▸ Excerpted data:
::::::
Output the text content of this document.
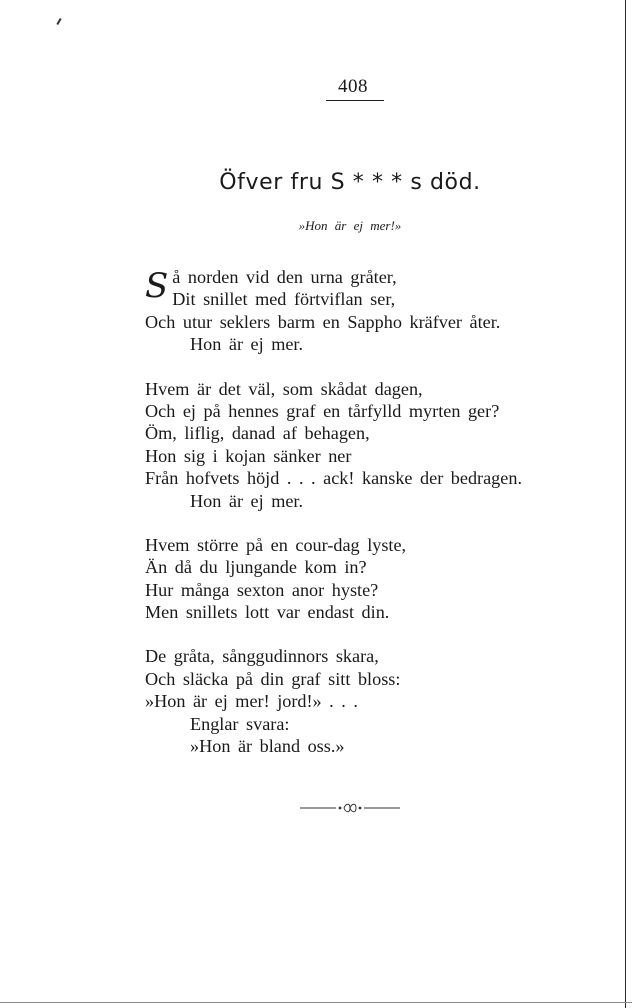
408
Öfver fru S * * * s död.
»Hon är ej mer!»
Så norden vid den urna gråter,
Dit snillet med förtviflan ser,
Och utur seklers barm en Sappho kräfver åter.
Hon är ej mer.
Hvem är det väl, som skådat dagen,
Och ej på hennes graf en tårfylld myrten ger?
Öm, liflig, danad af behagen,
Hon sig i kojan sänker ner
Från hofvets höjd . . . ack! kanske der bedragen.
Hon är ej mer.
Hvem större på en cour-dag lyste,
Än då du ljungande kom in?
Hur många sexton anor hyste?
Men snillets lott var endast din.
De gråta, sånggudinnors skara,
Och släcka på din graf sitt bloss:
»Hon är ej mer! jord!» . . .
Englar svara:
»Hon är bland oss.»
::::::
▸ Short exercise: Pull out all lines containing "Hvem".

▸ Task answer:
Hvem är det väl, som skådat dagen,
Hvem större på en cour-dag lyste,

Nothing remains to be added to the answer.